A block of data
[start]

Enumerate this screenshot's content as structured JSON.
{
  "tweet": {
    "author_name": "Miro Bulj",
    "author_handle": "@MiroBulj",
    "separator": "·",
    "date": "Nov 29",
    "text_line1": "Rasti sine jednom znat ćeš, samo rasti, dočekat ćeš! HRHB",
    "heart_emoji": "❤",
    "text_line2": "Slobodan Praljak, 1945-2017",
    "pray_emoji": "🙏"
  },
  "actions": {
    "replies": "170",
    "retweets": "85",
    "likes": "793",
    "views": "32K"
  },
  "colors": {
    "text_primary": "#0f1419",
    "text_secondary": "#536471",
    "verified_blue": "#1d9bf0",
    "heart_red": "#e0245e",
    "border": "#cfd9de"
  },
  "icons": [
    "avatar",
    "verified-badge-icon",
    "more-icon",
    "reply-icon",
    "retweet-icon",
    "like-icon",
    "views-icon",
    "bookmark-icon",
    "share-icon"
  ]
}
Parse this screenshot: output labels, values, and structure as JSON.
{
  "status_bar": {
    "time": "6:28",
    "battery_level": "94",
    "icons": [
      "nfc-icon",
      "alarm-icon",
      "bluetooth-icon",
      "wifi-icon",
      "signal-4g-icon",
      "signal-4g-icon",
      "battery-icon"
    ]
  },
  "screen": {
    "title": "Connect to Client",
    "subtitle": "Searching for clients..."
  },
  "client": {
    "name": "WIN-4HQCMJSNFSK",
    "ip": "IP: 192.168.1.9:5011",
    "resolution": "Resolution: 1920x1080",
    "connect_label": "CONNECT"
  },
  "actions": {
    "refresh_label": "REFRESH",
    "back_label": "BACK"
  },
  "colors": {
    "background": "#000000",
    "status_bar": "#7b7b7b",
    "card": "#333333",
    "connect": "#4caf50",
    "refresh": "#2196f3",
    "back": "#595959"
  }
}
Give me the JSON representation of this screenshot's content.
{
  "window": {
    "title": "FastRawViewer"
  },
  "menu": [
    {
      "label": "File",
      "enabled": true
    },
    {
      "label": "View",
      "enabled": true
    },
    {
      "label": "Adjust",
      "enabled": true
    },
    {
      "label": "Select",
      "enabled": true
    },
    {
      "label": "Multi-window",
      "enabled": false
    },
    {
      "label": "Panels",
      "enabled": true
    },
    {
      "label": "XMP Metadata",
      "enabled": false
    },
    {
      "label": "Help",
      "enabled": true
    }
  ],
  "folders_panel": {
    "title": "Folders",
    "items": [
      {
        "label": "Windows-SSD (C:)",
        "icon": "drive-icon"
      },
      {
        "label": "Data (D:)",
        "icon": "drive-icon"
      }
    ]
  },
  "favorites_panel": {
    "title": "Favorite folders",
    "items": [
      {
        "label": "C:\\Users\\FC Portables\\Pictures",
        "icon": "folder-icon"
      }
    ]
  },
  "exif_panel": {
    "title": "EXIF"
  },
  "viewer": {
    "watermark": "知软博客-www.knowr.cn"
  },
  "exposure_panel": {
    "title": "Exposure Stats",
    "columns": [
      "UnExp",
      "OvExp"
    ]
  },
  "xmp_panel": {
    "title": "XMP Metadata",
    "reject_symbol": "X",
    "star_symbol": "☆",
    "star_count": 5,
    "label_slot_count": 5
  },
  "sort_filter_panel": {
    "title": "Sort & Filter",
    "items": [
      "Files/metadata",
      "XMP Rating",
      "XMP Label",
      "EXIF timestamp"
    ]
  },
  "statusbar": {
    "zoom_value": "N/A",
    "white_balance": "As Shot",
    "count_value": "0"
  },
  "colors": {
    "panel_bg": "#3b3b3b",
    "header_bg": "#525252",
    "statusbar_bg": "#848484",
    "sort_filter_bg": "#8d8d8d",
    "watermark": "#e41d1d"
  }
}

[end]

TASK PROMPT –
Each record must be returned exactly as it is written.

SOLUTION –
Enumerate this screenshot's content as structured JSON.
{
  "tweet": {
    "author_name": "Miro Bulj",
    "author_handle": "@MiroBulj",
    "separator": "·",
    "date": "Nov 29",
    "text_line1": "Rasti sine jednom znat ćeš, samo rasti, dočekat ćeš! HRHB",
    "heart_emoji": "❤",
    "text_line2": "Slobodan Praljak, 1945-2017",
    "pray_emoji": "🙏"
  },
  "actions": {
    "replies": "170",
    "retweets": "85",
    "likes": "793",
    "views": "32K"
  },
  "colors": {
    "text_primary": "#0f1419",
    "text_secondary": "#536471",
    "verified_blue": "#1d9bf0",
    "heart_red": "#e0245e",
    "border": "#cfd9de"
  },
  "icons": [
    "avatar",
    "verified-badge-icon",
    "more-icon",
    "reply-icon",
    "retweet-icon",
    "like-icon",
    "views-icon",
    "bookmark-icon",
    "share-icon"
  ]
}
Parse this screenshot: output labels, values, and structure as JSON.
{
  "status_bar": {
    "time": "6:28",
    "battery_level": "94",
    "icons": [
      "nfc-icon",
      "alarm-icon",
      "bluetooth-icon",
      "wifi-icon",
      "signal-4g-icon",
      "signal-4g-icon",
      "battery-icon"
    ]
  },
  "screen": {
    "title": "Connect to Client",
    "subtitle": "Searching for clients..."
  },
  "client": {
    "name": "WIN-4HQCMJSNFSK",
    "ip": "IP: 192.168.1.9:5011",
    "resolution": "Resolution: 1920x1080",
    "connect_label": "CONNECT"
  },
  "actions": {
    "refresh_label": "REFRESH",
    "back_label": "BACK"
  },
  "colors": {
    "background": "#000000",
    "status_bar": "#7b7b7b",
    "card": "#333333",
    "connect": "#4caf50",
    "refresh": "#2196f3",
    "back": "#595959"
  }
}
Give me the JSON representation of this screenshot's content.
{
  "window": {
    "title": "FastRawViewer"
  },
  "menu": [
    {
      "label": "File",
      "enabled": true
    },
    {
      "label": "View",
      "enabled": true
    },
    {
      "label": "Adjust",
      "enabled": true
    },
    {
      "label": "Select",
      "enabled": true
    },
    {
      "label": "Multi-window",
      "enabled": false
    },
    {
      "label": "Panels",
      "enabled": true
    },
    {
      "label": "XMP Metadata",
      "enabled": false
    },
    {
      "label": "Help",
      "enabled": true
    }
  ],
  "folders_panel": {
    "title": "Folders",
    "items": [
      {
        "label": "Windows-SSD (C:)",
        "icon": "drive-icon"
      },
      {
        "label": "Data (D:)",
        "icon": "drive-icon"
      }
    ]
  },
  "favorites_panel": {
    "title": "Favorite folders",
    "items": [
      {
        "label": "C:\\Users\\FC Portables\\Pictures",
        "icon": "folder-icon"
      }
    ]
  },
  "exif_panel": {
    "title": "EXIF"
  },
  "viewer": {
    "watermark": "知软博客-www.knowr.cn"
  },
  "exposure_panel": {
    "title": "Exposure Stats",
    "columns": [
      "UnExp",
      "OvExp"
    ]
  },
  "xmp_panel": {
    "title": "XMP Metadata",
    "reject_symbol": "X",
    "star_symbol": "☆",
    "star_count": 5,
    "label_slot_count": 5
  },
  "sort_filter_panel": {
    "title": "Sort & Filter",
    "items": [
      "Files/metadata",
      "XMP Rating",
      "XMP Label",
      "EXIF timestamp"
    ]
  },
  "statusbar": {
    "zoom_value": "N/A",
    "white_balance": "As Shot",
    "count_value": "0"
  },
  "colors": {
    "panel_bg": "#3b3b3b",
    "header_bg": "#525252",
    "statusbar_bg": "#848484",
    "sort_filter_bg": "#8d8d8d",
    "watermark": "#e41d1d"
  }
}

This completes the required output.